JOB:
Examine the entries and show every line in which the word "right" is found.

LISTED RECORDS:
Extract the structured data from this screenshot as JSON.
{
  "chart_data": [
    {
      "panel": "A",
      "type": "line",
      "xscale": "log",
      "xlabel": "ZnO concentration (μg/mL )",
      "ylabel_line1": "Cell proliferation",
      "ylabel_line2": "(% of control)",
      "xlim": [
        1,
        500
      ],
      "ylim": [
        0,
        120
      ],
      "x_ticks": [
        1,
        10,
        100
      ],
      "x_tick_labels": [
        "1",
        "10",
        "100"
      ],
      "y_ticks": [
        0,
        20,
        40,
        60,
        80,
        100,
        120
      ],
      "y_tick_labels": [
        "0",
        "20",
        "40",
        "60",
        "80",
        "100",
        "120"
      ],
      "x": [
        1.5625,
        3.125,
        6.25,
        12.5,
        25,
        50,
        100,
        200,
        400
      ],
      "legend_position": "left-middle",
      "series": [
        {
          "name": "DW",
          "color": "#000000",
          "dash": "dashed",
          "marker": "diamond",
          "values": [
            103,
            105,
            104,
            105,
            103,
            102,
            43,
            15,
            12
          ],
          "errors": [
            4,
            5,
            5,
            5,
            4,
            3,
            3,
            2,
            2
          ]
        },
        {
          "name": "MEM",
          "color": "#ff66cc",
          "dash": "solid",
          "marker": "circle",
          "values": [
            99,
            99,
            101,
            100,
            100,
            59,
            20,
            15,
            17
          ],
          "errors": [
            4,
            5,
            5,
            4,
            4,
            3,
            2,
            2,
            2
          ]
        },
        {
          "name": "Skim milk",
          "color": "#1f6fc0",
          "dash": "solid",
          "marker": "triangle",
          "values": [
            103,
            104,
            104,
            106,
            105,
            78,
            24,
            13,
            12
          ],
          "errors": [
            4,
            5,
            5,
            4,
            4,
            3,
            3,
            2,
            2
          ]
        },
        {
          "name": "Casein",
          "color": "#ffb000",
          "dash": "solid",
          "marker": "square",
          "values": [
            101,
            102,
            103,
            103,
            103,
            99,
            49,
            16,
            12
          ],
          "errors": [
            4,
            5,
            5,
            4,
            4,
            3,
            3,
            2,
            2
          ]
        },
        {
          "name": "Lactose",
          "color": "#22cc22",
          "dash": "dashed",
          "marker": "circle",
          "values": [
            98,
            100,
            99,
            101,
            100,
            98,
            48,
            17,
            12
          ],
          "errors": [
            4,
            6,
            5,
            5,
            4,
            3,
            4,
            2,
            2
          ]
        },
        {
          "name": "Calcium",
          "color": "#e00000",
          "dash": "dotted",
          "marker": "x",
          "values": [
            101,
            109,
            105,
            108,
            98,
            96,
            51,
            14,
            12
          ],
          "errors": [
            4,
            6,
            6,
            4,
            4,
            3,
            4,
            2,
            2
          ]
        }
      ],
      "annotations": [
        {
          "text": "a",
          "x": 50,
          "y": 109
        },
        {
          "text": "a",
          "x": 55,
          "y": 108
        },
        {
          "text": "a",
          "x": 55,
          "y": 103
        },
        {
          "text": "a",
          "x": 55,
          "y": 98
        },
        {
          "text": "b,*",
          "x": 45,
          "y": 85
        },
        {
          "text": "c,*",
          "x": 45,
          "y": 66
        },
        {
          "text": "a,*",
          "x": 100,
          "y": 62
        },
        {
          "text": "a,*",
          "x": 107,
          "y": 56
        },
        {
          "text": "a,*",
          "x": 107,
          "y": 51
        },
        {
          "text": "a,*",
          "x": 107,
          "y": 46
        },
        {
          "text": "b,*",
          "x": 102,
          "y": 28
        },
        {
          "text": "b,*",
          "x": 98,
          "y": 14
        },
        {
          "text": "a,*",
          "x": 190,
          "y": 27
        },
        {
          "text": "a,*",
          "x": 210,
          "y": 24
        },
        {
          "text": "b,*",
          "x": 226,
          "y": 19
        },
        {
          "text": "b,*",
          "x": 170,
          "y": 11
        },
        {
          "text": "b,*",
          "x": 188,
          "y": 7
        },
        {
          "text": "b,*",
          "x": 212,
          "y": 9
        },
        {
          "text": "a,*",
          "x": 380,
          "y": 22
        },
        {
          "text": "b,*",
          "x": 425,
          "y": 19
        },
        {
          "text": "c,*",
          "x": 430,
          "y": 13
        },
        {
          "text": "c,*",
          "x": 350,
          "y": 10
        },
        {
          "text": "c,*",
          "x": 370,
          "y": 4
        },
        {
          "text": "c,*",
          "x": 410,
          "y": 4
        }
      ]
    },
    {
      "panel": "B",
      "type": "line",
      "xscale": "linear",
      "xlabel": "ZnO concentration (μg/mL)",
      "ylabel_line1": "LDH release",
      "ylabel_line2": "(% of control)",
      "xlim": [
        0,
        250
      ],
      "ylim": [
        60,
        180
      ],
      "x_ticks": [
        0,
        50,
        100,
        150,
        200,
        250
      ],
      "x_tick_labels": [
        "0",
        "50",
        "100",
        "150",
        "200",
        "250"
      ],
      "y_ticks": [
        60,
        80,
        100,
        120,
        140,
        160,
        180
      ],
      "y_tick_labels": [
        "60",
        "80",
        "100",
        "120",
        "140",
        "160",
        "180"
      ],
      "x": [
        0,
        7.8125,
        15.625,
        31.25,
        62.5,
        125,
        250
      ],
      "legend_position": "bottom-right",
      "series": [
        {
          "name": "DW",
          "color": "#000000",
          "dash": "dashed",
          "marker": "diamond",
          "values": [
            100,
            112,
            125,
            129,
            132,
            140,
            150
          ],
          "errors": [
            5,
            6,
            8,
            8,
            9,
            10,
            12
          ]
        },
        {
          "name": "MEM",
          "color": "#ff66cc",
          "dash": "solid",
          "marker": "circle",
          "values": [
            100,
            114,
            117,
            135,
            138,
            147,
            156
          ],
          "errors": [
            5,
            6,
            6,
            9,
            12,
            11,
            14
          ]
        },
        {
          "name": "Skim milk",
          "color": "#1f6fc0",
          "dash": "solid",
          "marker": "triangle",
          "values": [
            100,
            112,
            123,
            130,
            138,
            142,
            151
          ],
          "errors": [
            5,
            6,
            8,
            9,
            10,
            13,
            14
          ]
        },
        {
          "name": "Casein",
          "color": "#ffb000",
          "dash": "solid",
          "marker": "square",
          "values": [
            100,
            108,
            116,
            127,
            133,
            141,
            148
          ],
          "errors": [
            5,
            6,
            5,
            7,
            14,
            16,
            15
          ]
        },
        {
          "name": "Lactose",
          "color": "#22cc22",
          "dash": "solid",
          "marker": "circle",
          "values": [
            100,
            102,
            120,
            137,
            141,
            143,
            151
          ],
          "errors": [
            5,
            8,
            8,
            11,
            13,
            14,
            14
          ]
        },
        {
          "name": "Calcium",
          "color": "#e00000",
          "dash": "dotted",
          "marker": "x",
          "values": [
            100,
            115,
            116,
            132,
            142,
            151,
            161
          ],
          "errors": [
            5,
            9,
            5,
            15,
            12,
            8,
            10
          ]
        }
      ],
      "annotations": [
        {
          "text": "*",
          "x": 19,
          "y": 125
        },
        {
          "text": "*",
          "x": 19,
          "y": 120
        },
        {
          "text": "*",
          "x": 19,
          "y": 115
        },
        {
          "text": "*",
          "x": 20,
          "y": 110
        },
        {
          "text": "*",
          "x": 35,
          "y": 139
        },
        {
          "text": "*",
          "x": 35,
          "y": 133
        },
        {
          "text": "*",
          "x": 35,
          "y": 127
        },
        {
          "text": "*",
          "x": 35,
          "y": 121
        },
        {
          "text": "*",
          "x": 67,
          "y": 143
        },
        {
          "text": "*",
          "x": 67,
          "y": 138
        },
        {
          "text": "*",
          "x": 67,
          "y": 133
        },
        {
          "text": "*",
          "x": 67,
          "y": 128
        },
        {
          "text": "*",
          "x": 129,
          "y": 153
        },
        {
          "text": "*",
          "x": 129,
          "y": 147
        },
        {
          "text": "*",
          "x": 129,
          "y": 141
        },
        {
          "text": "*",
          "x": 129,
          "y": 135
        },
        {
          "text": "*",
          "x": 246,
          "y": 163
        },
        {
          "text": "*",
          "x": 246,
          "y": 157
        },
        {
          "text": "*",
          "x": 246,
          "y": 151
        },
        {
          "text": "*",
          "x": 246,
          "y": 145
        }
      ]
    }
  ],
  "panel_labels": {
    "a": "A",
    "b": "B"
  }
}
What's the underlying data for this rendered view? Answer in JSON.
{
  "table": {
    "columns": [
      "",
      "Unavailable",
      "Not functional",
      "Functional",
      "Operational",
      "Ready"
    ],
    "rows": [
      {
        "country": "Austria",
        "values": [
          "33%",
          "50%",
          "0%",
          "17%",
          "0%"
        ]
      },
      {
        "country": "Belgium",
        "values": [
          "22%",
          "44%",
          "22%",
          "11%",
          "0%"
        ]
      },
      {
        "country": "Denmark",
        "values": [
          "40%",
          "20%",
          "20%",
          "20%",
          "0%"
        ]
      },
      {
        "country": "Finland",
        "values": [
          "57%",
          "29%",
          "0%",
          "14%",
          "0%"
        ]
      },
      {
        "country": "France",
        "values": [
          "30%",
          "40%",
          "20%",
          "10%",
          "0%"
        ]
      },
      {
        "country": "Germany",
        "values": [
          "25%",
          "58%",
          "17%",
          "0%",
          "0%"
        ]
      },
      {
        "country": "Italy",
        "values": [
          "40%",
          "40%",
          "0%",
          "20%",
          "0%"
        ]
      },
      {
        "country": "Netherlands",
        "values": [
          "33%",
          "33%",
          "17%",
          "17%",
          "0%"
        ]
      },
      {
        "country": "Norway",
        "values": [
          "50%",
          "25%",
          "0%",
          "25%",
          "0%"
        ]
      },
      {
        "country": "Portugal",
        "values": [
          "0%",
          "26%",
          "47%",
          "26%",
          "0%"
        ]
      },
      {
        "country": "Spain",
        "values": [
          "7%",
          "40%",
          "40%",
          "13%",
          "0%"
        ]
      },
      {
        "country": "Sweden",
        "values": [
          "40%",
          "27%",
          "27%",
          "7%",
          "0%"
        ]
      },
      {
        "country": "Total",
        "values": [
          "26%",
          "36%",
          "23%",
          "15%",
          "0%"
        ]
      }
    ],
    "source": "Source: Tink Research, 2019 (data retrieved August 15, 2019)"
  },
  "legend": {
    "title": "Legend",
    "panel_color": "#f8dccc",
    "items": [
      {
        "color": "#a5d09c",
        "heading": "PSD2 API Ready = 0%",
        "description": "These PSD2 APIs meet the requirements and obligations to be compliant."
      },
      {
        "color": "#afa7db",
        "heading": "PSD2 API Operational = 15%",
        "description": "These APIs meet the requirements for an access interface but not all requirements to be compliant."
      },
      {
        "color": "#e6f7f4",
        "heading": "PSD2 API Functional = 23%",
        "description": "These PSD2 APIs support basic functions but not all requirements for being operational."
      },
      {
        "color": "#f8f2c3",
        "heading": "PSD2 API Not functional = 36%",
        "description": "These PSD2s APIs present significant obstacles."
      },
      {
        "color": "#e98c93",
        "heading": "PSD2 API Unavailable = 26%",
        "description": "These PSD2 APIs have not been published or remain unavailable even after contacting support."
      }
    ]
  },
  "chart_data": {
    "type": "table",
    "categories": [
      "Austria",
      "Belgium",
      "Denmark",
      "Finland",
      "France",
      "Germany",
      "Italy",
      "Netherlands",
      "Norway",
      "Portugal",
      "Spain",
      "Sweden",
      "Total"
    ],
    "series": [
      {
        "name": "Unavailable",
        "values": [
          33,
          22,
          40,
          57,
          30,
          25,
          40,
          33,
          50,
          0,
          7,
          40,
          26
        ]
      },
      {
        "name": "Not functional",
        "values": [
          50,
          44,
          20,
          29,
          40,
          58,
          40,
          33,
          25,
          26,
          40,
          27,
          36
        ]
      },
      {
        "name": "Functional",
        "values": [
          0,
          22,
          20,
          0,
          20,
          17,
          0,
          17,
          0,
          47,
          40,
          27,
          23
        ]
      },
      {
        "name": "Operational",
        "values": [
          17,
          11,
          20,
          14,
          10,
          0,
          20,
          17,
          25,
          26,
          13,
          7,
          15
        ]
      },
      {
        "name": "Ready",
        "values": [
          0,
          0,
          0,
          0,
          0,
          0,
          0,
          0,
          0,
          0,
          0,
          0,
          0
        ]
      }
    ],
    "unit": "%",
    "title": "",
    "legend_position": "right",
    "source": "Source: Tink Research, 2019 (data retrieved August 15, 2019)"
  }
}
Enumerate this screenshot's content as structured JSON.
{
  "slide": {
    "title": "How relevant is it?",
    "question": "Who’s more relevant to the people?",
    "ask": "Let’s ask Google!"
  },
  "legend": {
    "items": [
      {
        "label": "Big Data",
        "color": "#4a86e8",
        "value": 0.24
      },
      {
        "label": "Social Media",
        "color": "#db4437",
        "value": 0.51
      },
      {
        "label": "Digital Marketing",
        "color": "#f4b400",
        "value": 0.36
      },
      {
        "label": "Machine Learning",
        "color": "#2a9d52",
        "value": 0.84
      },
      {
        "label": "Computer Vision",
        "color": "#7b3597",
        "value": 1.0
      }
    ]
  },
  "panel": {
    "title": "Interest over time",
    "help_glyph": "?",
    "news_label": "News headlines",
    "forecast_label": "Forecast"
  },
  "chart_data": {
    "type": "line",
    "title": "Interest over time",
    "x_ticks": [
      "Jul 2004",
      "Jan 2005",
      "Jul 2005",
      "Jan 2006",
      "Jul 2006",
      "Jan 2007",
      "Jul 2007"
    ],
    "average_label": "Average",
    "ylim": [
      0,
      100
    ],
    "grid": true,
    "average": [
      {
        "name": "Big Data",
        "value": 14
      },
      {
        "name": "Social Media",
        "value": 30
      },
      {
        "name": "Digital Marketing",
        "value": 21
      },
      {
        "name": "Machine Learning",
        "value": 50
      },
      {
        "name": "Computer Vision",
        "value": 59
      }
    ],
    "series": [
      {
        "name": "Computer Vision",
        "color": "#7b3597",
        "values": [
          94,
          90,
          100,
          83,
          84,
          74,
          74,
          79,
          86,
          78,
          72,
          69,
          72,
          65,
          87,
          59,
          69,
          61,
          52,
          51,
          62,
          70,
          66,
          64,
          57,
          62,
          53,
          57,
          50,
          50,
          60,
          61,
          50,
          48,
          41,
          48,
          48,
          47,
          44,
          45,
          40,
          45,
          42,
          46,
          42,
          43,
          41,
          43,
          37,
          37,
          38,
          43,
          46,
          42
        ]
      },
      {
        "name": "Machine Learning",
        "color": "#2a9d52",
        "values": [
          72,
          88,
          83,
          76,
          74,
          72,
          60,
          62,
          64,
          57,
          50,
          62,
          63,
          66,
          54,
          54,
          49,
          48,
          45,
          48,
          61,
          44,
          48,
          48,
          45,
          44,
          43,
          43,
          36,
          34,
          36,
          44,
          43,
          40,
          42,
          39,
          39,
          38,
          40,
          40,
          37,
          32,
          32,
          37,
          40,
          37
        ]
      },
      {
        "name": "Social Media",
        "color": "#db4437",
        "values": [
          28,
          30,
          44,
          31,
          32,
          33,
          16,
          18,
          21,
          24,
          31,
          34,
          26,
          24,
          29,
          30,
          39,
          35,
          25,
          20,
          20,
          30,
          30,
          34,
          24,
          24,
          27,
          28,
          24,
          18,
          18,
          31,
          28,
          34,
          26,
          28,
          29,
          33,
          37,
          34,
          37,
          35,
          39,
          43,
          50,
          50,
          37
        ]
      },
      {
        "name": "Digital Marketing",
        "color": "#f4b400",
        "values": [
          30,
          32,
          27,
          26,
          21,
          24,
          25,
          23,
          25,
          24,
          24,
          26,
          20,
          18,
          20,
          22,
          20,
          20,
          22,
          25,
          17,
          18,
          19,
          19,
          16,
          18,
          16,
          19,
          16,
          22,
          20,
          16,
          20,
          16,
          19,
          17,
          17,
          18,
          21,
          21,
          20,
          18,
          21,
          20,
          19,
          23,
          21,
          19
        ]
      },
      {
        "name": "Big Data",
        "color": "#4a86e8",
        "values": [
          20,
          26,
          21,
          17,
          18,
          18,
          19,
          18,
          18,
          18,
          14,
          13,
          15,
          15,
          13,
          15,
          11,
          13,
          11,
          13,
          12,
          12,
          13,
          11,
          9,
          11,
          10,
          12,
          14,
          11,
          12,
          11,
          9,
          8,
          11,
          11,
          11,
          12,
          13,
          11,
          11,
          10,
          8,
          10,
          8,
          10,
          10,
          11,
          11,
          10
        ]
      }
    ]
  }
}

SOLVED EXERCISE:
      "legend_position": "bottom-right",
    "legend_position": "right",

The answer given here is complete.